__GOAL OF THE EXERCISE__:
Arrange every line of the listing below as a Markdown table with the columns "Row" and "Listing line", numbering the rows and leaving out blank lines. Omit the pictures from the table.

======== RECORD EXTRACTS

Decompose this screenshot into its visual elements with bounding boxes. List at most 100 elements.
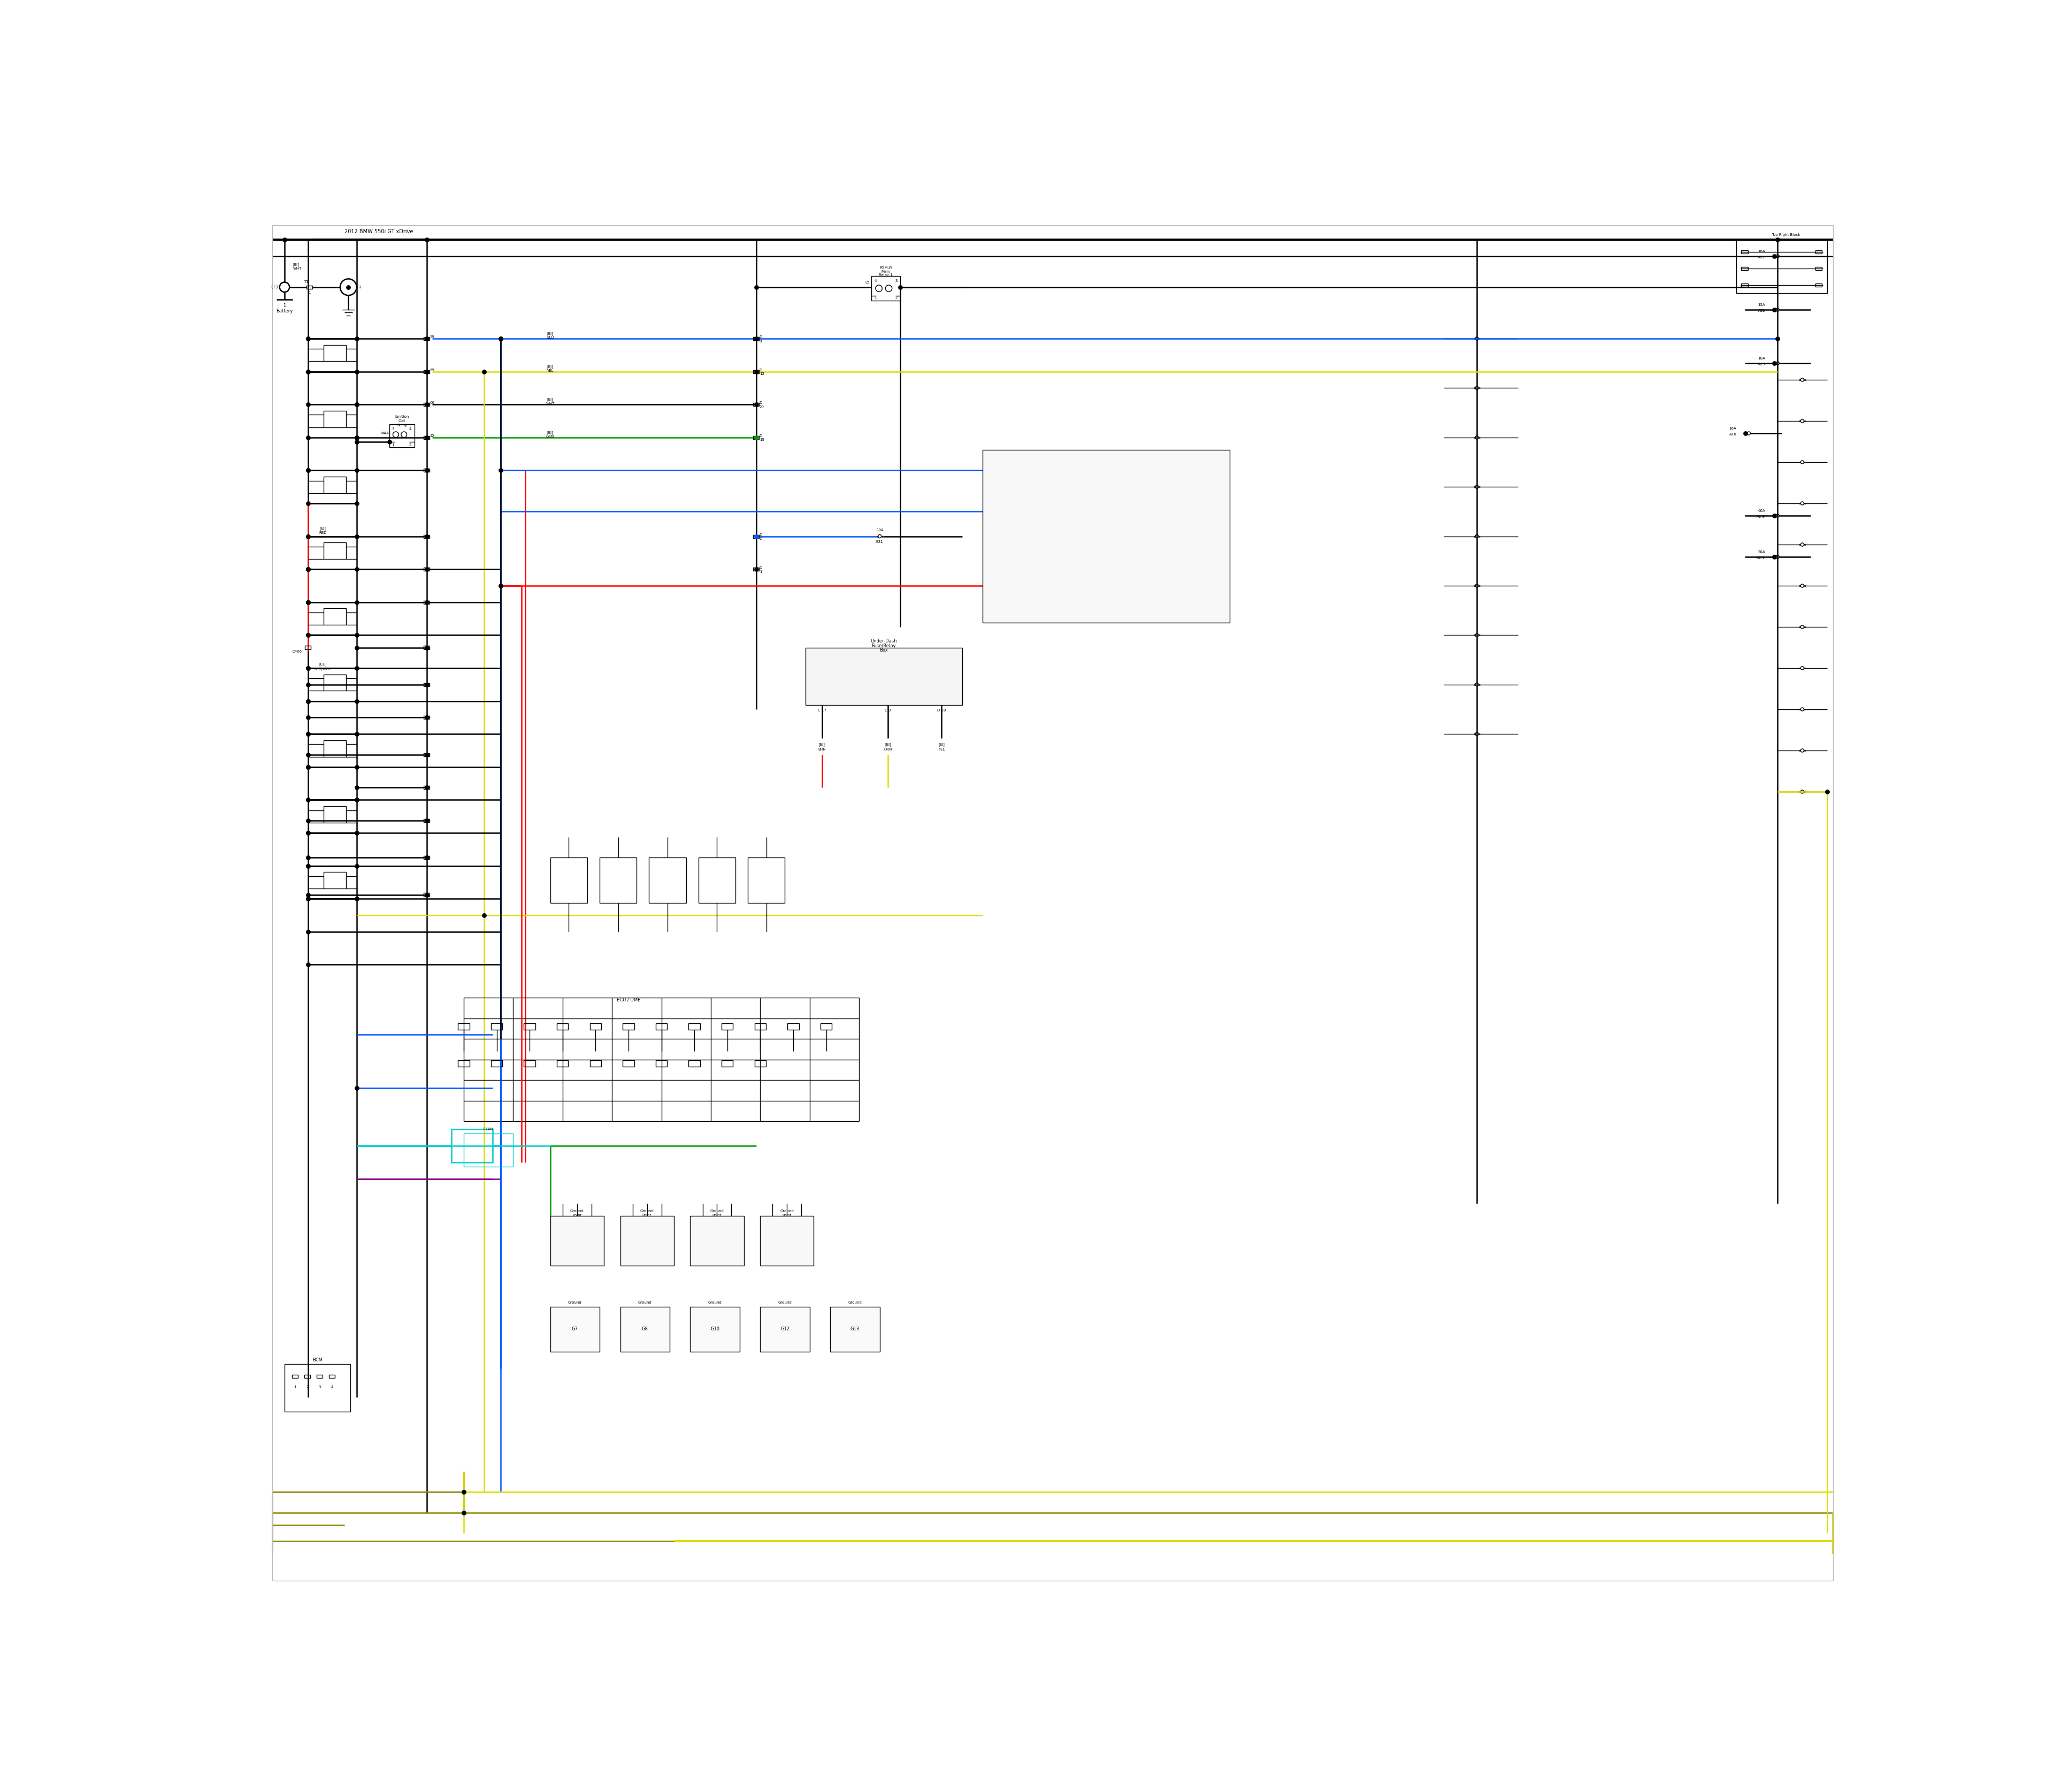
Point [292,753,325,781]
Text: Main: Main [881,271,889,274]
Text: Ground: Ground [711,1210,723,1213]
Point [411,844,444,873]
Text: 16A: 16A [1758,249,1764,253]
Bar [649,858,686,903]
Point [341,391,374,419]
Point [341,324,374,353]
Text: G1: G1 [357,285,362,289]
Point [1758,502,1791,530]
Text: 10A: 10A [875,529,883,532]
Point [292,588,325,616]
Point [292,457,325,486]
Point [292,740,325,769]
Bar [325,806,347,823]
Point [411,880,444,909]
Text: 20: 20 [760,405,764,409]
Bar [820,1023,832,1030]
Bar [589,1061,602,1066]
Point [292,819,325,848]
Point [411,588,444,616]
Point [1758,349,1791,378]
Point [739,521,772,550]
Point [411,423,444,452]
Point [448,1478,481,1507]
Bar [423,753,429,756]
Text: 66: 66 [429,401,435,405]
Bar [458,1061,470,1066]
Text: D: D [760,369,762,371]
Text: Ground: Ground [848,1301,863,1305]
Text: 50A: 50A [1758,550,1764,554]
Bar [423,568,429,572]
Point [411,457,444,486]
Bar [390,425,415,446]
Point [739,391,772,419]
Text: 1: 1 [283,303,286,308]
Bar [292,1374,298,1378]
Bar [622,1023,635,1030]
Text: G12: G12 [781,1326,789,1331]
Point [292,880,325,909]
Text: 42: 42 [429,434,435,437]
Point [411,521,444,550]
Bar [325,344,347,362]
Point [739,324,772,353]
Point [333,272,366,301]
Text: [EJ]: [EJ] [546,332,553,335]
Text: C 17: C 17 [817,708,826,711]
Text: Box: Box [879,649,887,652]
Point [883,272,916,301]
Point [448,1498,481,1527]
Text: BLU: BLU [546,337,555,339]
Text: 2: 2 [896,296,898,299]
Bar [325,740,347,756]
Point [341,426,374,455]
Point [292,785,325,814]
Text: 3: 3 [896,280,898,283]
Text: Point: Point [643,1213,651,1217]
Text: Top Right Block: Top Right Block [1771,233,1799,237]
Point [292,785,325,814]
Point [292,851,325,880]
Text: 1: 1 [294,1385,296,1389]
Point [411,357,444,385]
Text: BCM: BCM [312,1358,322,1362]
Bar [423,787,429,788]
Point [341,772,374,801]
Text: 1: 1 [875,296,877,299]
Point [341,1073,374,1102]
Point [292,950,325,978]
Bar [458,1023,470,1030]
Bar [982,450,1230,624]
Point [292,686,325,715]
Bar [316,1374,322,1378]
Text: Ground: Ground [781,1210,795,1213]
Bar [754,435,760,439]
Point [292,844,325,873]
Text: 2012 BMW 550i GT xDrive: 2012 BMW 550i GT xDrive [345,229,413,235]
Bar [423,600,429,604]
Point [341,686,374,715]
Point [411,556,444,584]
Bar [754,534,760,538]
Text: WHT: WHT [546,401,555,405]
Text: Relay 1: Relay 1 [879,274,893,276]
Point [292,620,325,649]
Text: GRN: GRN [546,435,555,439]
Text: 3: 3 [392,428,394,430]
Text: 8: 8 [760,339,762,342]
Bar [423,403,429,407]
Point [292,654,325,683]
Text: [EJ]: [EJ] [546,366,553,369]
Text: 4: 4 [409,428,411,430]
Bar [688,1061,700,1066]
Bar [423,470,429,471]
Point [292,588,325,616]
Bar [306,645,310,649]
Text: YEL: YEL [546,369,553,373]
Point [292,670,325,699]
Bar [325,543,347,559]
Bar [600,858,637,903]
Bar [1816,251,1822,254]
Bar [423,715,429,719]
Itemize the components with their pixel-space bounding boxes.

================

__REPLY__:
| Row | Listing line |
|---|---|
| 1 | Decompose this screenshot into its visual elements with bounding boxes. List at most 100 elements. |
| 2 | Point [292,753,325,781] |
| 3 | Text: Main: Main [881,271,889,274] |
| 4 | Text: Ground: Ground [711,1210,723,1213] |
| 5 | Point [411,844,444,873] |
| 6 | Text: 16A: 16A [1758,249,1764,253] |
| 7 | Bar [649,858,686,903] |
| 8 | Point [341,391,374,419] |
| 9 | Point [341,324,374,353] |
| 10 | Text: G1: G1 [357,285,362,289] |
| 11 | Point [1758,502,1791,530] |
| 12 | Text: 10A: 10A [875,529,883,532] |
| 13 | Point [292,588,325,616] |
| 14 | Point [292,457,325,486] |
| 15 | Point [292,740,325,769] |
| 16 | Bar [325,806,347,823] |
| 17 | Point [411,880,444,909] |
| 18 | Text: 20: 20 [760,405,764,409] |
| 19 | Bar [820,1023,832,1030] |
| 20 | Bar [589,1061,602,1066] |
| 21 | Point [292,819,325,848] |
| 22 | Point [411,588,444,616] |
| 23 | Point [1758,349,1791,378] |
| 24 | Point [739,521,772,550] |
| 25 | Point [411,423,444,452] |
| 26 | Point [448,1478,481,1507] |
| 27 | Bar [423,753,429,756] |
| 28 | Text: 66: 66 [429,401,435,405] |
| 29 | Bar [458,1061,470,1066] |
| 30 | Text: D: D [760,369,762,371] |
| 31 | Text: Ground: Ground [848,1301,863,1305] |
| 32 | Text: 50A: 50A [1758,550,1764,554] |
| 33 | Bar [423,568,429,572] |
| 34 | Point [411,457,444,486] |
| 35 | Bar [390,425,415,446] |
| 36 | Point [739,391,772,419] |
| 37 | Text: 1: 1 [283,303,286,308] |
| 38 | Bar [292,1374,298,1378] |
| 39 | Bar [622,1023,635,1030] |
| 40 | Text: G12: G12 [781,1326,789,1331] |
| 41 | Point [292,880,325,909] |
| 42 | Text: 42: 42 [429,434,435,437] |
| 43 | Point [411,521,444,550] |
| 44 | Bar [325,344,347,362] |
| 45 | Point [739,324,772,353] |
| 46 | Point [333,272,366,301] |
| 47 | Text: [EJ]: [EJ] [546,332,553,335] |
| 48 | Text: C 17: C 17 [817,708,826,711] |
| 49 | Text: Box: Box [879,649,887,652] |
| 50 | Point [883,272,916,301] |
| 51 | Point [448,1498,481,1527] |
| 52 | Text: BLU: BLU [546,337,555,339] |
| 53 | Text: 2: 2 [896,296,898,299] |
| 54 | Bar [325,740,347,756] |
| 55 | Point [341,426,374,455] |
| 56 | Point [292,785,325,814] |
| 57 | Text: 3: 3 [896,280,898,283] |
| 58 | Text: Point: Point [643,1213,651,1217] |
| 59 | Text: Top Right Block: Top Right Block [1771,233,1799,237] |
| 60 | Point [292,785,325,814] |
| 61 | Point [292,851,325,880] |
| 62 | Text: 1: 1 [294,1385,296,1389] |
| 63 | Point [411,357,444,385] |
| 64 | Text: BCM: BCM [312,1358,322,1362] |
| 65 | Bar [423,787,429,788] |
| 66 | Point [341,772,374,801] |
| 67 | Text: 1: 1 [875,296,877,299] |
| 68 | Point [341,1073,374,1102] |
| 69 | Point [292,950,325,978] |
| 70 | Bar [458,1023,470,1030] |
| 71 | Bar [982,450,1230,624] |
| 72 | Point [292,686,325,715] |
| 73 | Bar [316,1374,322,1378] |
| 74 | Text: Ground: Ground [781,1210,795,1213] |
| 75 | Bar [754,435,760,439] |
| 76 | Point [292,844,325,873] |
| 77 | Text: 2012 BMW 550i GT xDrive: 2012 BMW 550i GT xDrive [345,229,413,235] |
| 78 | Bar [423,600,429,604] |
| 79 | Point [341,686,374,715] |
| 80 | Point [411,556,444,584] |
| 81 | Bar [754,534,760,538] |
| 82 | Text: WHT: WHT [546,401,555,405] |
| 83 | Text: Relay 1: Relay 1 [879,274,893,276] |
| 84 | Point [292,620,325,649] |
| 85 | Text: GRN: GRN [546,435,555,439] |
| 86 | Text: 3: 3 [392,428,394,430] |
| 87 | Text: 8: 8 [760,339,762,342] |
| 88 | Bar [423,403,429,407] |
| 89 | Point [292,654,325,683] |
| 90 | Text: [EJ]: [EJ] [546,366,553,369] |
| 91 | Text: 4: 4 [409,428,411,430] |
| 92 | Bar [688,1061,700,1066] |
| 93 | Bar [423,470,429,471] |
| 94 | Point [292,588,325,616] |
| 95 | Bar [306,645,310,649] |
| 96 | Text: YEL: YEL [546,369,553,373] |
| 97 | Point [292,670,325,699] |
| 98 | Bar [325,543,347,559] |
| 99 | Bar [600,858,637,903] |
| 100 | Bar [1816,251,1822,254] |
| 101 | Bar [423,715,429,719] |
| 102 | Itemize the components with their pixel-space bounding boxes. |